Exercise instructions – Leaving out the pictures, transcribe all of the records faithfully.

[Start Supplied material]

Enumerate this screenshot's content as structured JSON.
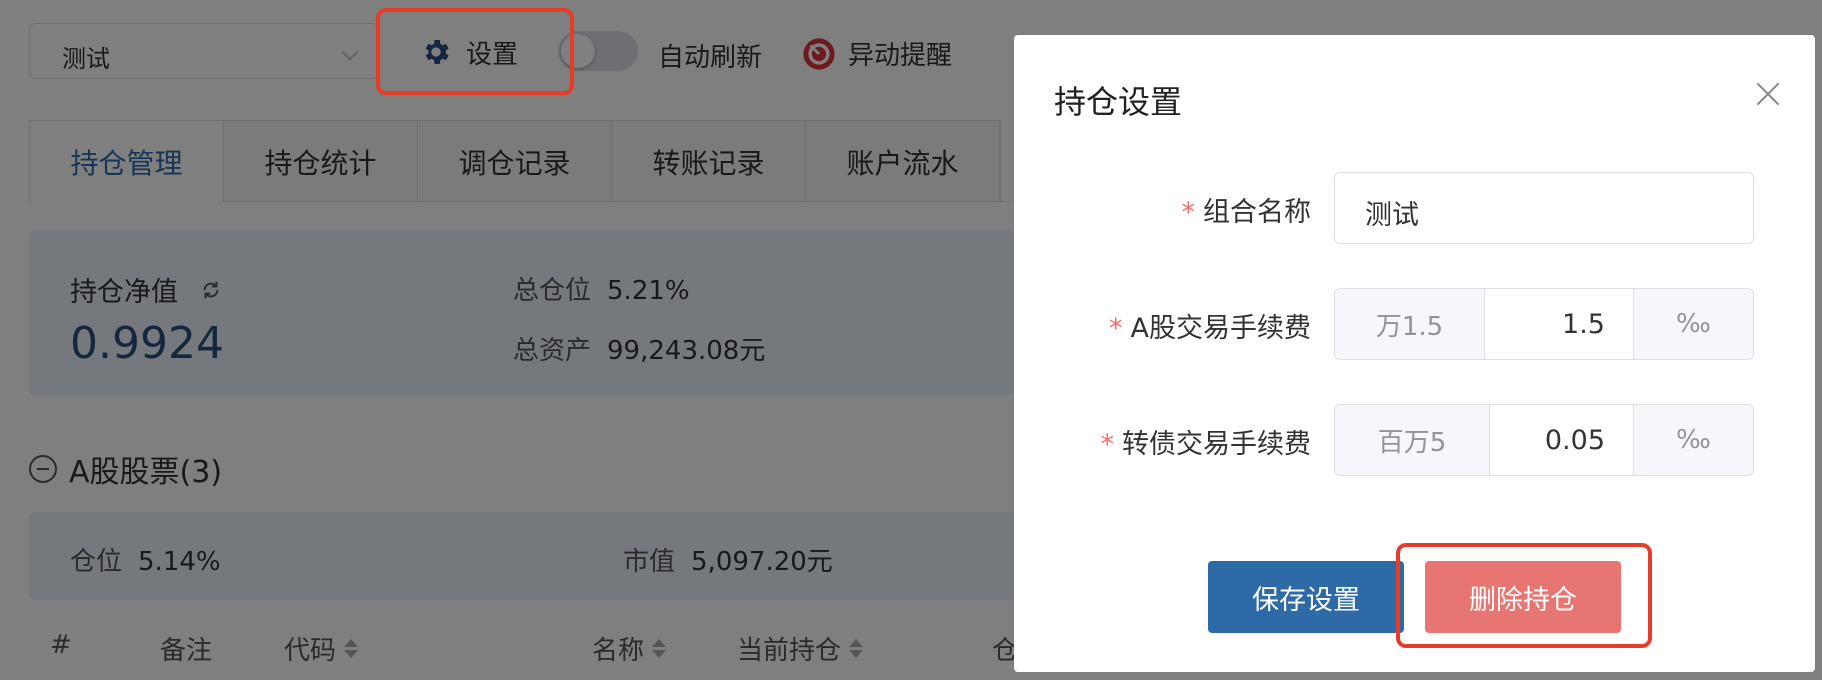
{
  "toolbar": {
    "portfolio_select": "测试",
    "settings_label": "设置",
    "auto_refresh_label": "自动刷新",
    "alert_label": "异动提醒"
  },
  "tabs": [
    "持仓管理",
    "持仓统计",
    "调仓记录",
    "转账记录",
    "账户流水"
  ],
  "summary": {
    "net_value_label": "持仓净值",
    "net_value": "0.9924",
    "total_position_label": "总仓位",
    "total_position": "5.21%",
    "total_assets_label": "总资产",
    "total_assets": "99,243.08元"
  },
  "section": {
    "title": "A股股票(3)",
    "position_label": "仓位",
    "position": "5.14%",
    "market_value_label": "市值",
    "market_value": "5,097.20元"
  },
  "table_headers": [
    "#",
    "备注",
    "代码",
    "名称",
    "当前持仓",
    "仓"
  ],
  "modal": {
    "title": "持仓设置",
    "fields": [
      {
        "label": "组合名称",
        "value": "测试"
      },
      {
        "label": "A股交易手续费",
        "prefix": "万1.5",
        "value": "1.5",
        "suffix": "‰"
      },
      {
        "label": "转债交易手续费",
        "prefix": "百万5",
        "value": "0.05",
        "suffix": "‰"
      }
    ],
    "save_label": "保存设置",
    "delete_label": "删除持仓"
  },
  "colors": {
    "primary": "#2e6aa6",
    "danger": "#e77672",
    "highlight": "#e63c28",
    "active_tab": "#2f6aa8"
  }
}
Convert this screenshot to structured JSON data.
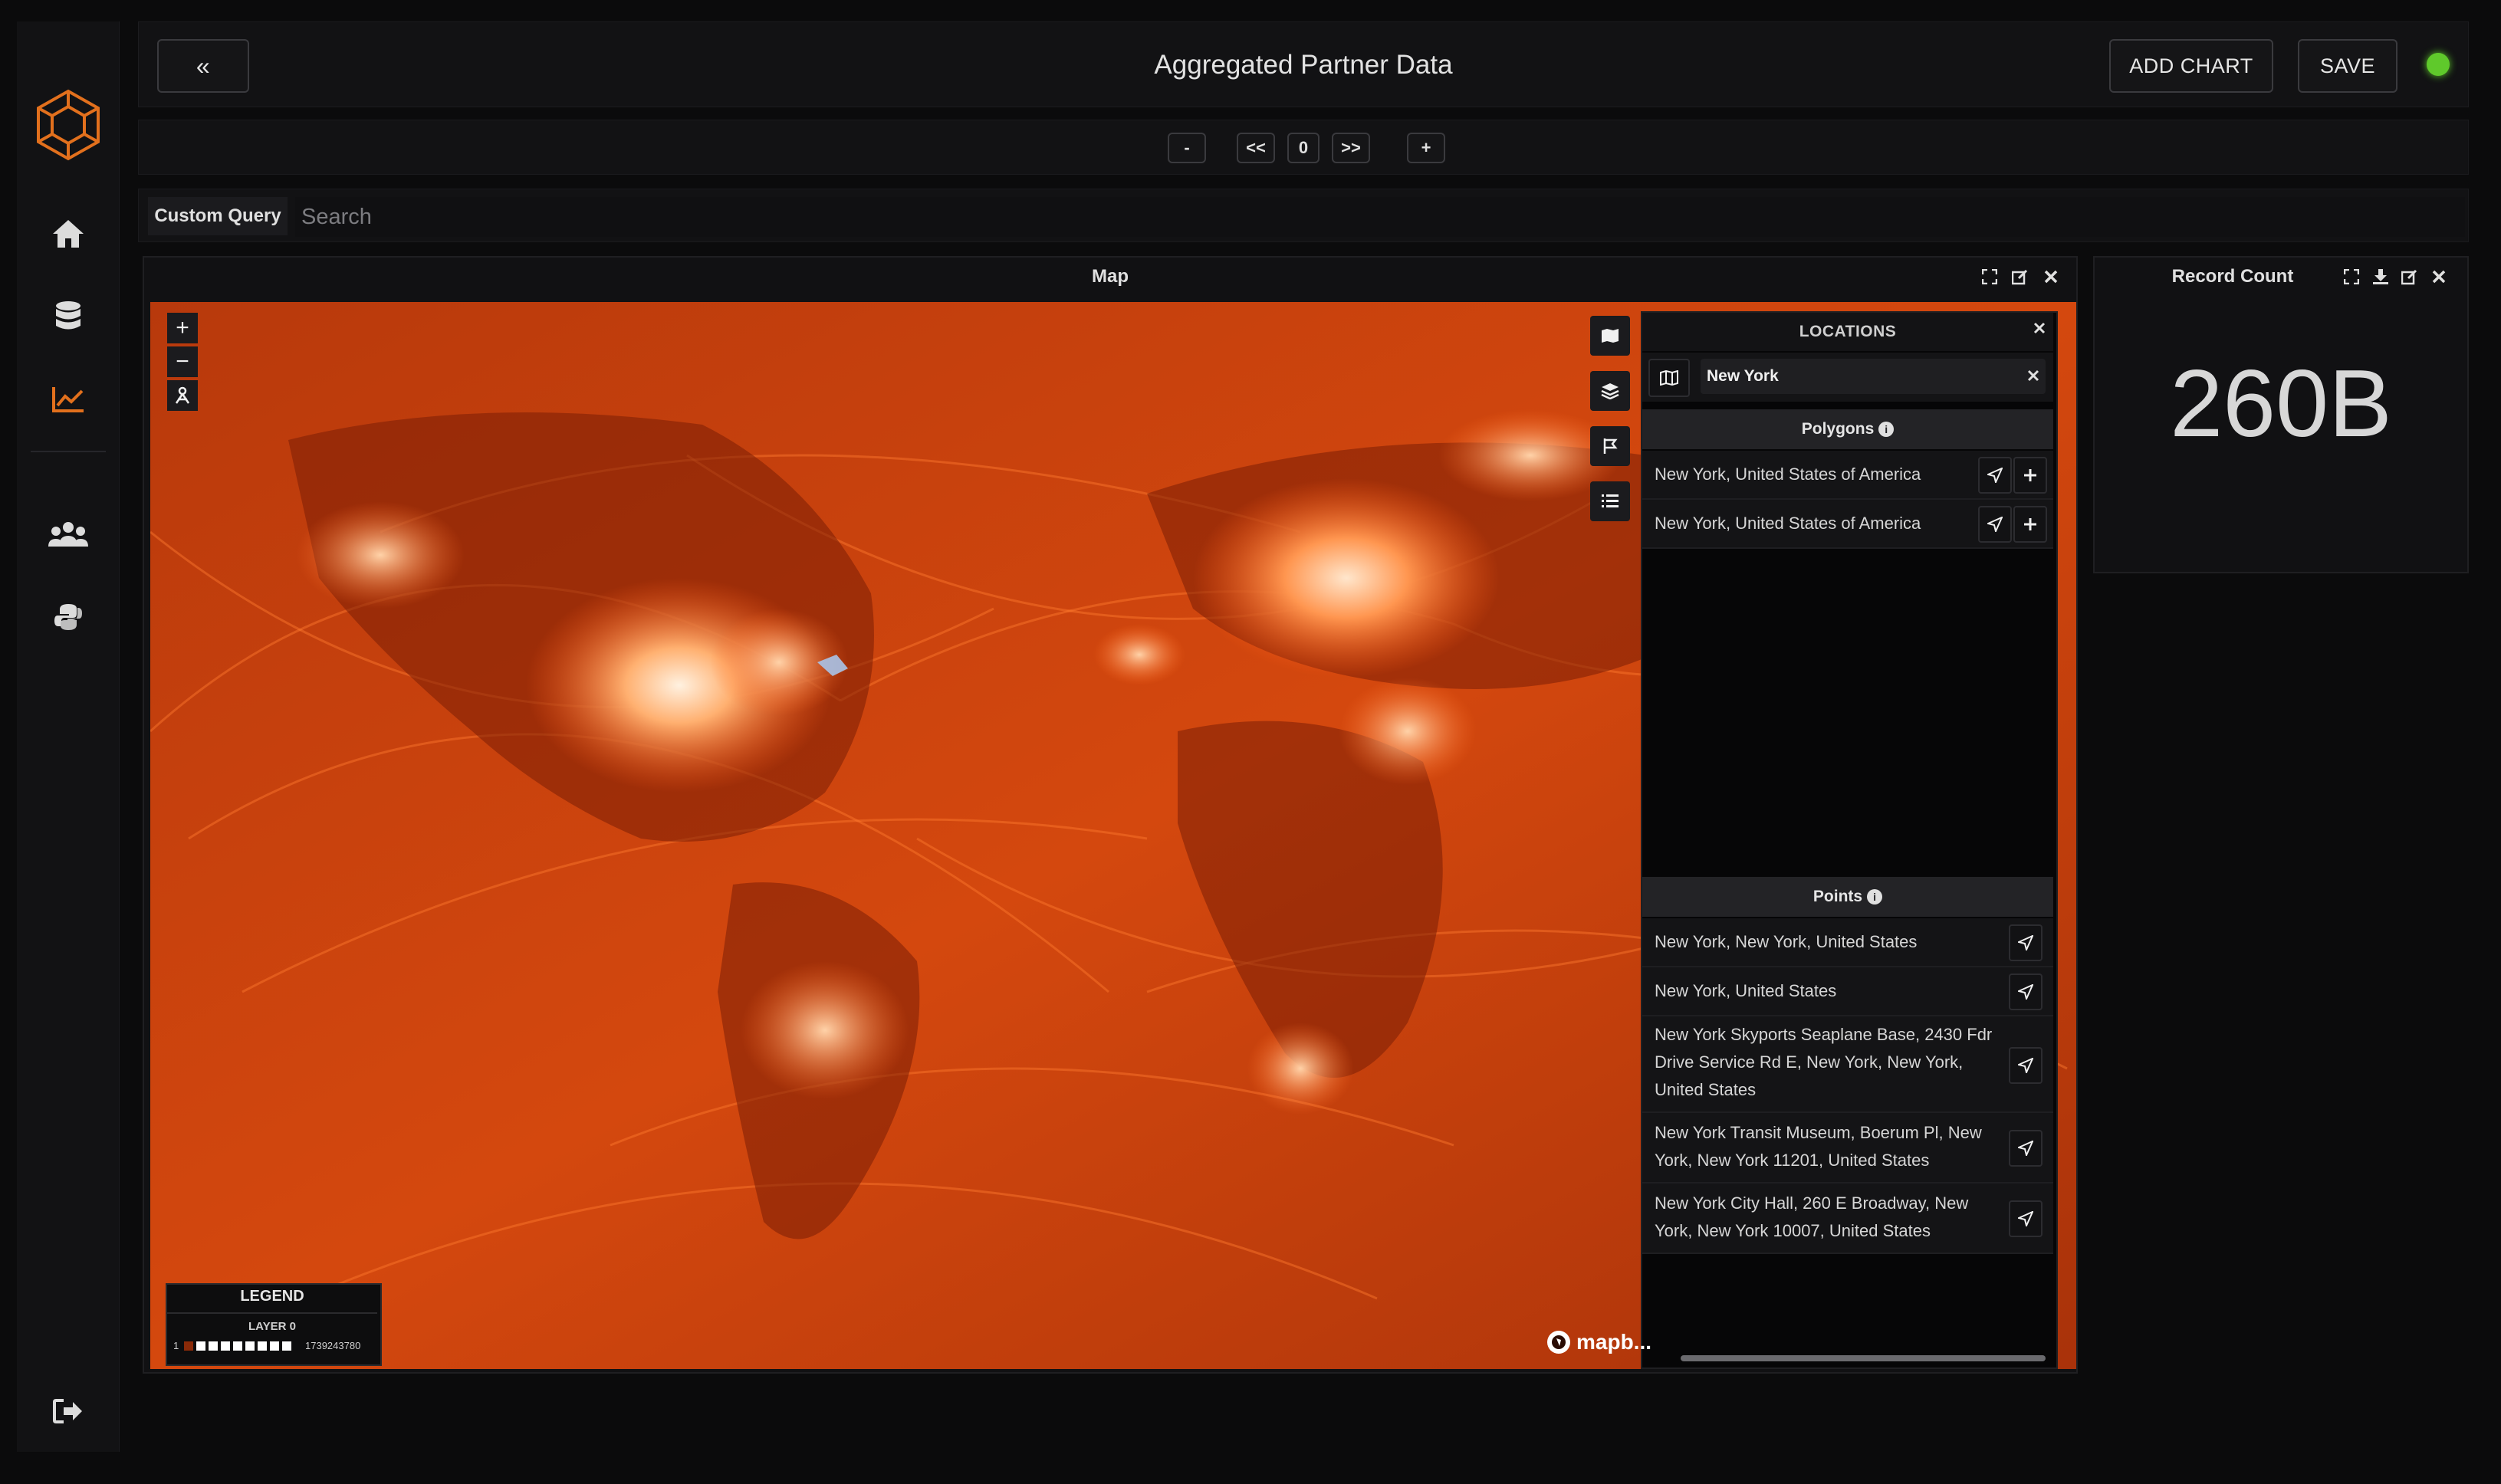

[End Supplied material]

Expected output –
Enumerate this screenshot's content as structured JSON.
{
  "toolbar": {
    "portfolio_select": "测试",
    "settings_label": "设置",
    "auto_refresh_label": "自动刷新",
    "alert_label": "异动提醒"
  },
  "tabs": [
    "持仓管理",
    "持仓统计",
    "调仓记录",
    "转账记录",
    "账户流水"
  ],
  "summary": {
    "net_value_label": "持仓净值",
    "net_value": "0.9924",
    "total_position_label": "总仓位",
    "total_position": "5.21%",
    "total_assets_label": "总资产",
    "total_assets": "99,243.08元"
  },
  "section": {
    "title": "A股股票(3)",
    "position_label": "仓位",
    "position": "5.14%",
    "market_value_label": "市值",
    "market_value": "5,097.20元"
  },
  "table_headers": [
    "#",
    "备注",
    "代码",
    "名称",
    "当前持仓",
    "仓"
  ],
  "modal": {
    "title": "持仓设置",
    "fields": [
      {
        "label": "组合名称",
        "value": "测试"
      },
      {
        "label": "A股交易手续费",
        "prefix": "万1.5",
        "value": "1.5",
        "suffix": "‰"
      },
      {
        "label": "转债交易手续费",
        "prefix": "百万5",
        "value": "0.05",
        "suffix": "‰"
      }
    ],
    "save_label": "保存设置",
    "delete_label": "删除持仓"
  },
  "colors": {
    "primary": "#2e6aa6",
    "danger": "#e77672",
    "highlight": "#e63c28",
    "active_tab": "#2f6aa8"
  }
}
Convert this screenshot to structured JSON data.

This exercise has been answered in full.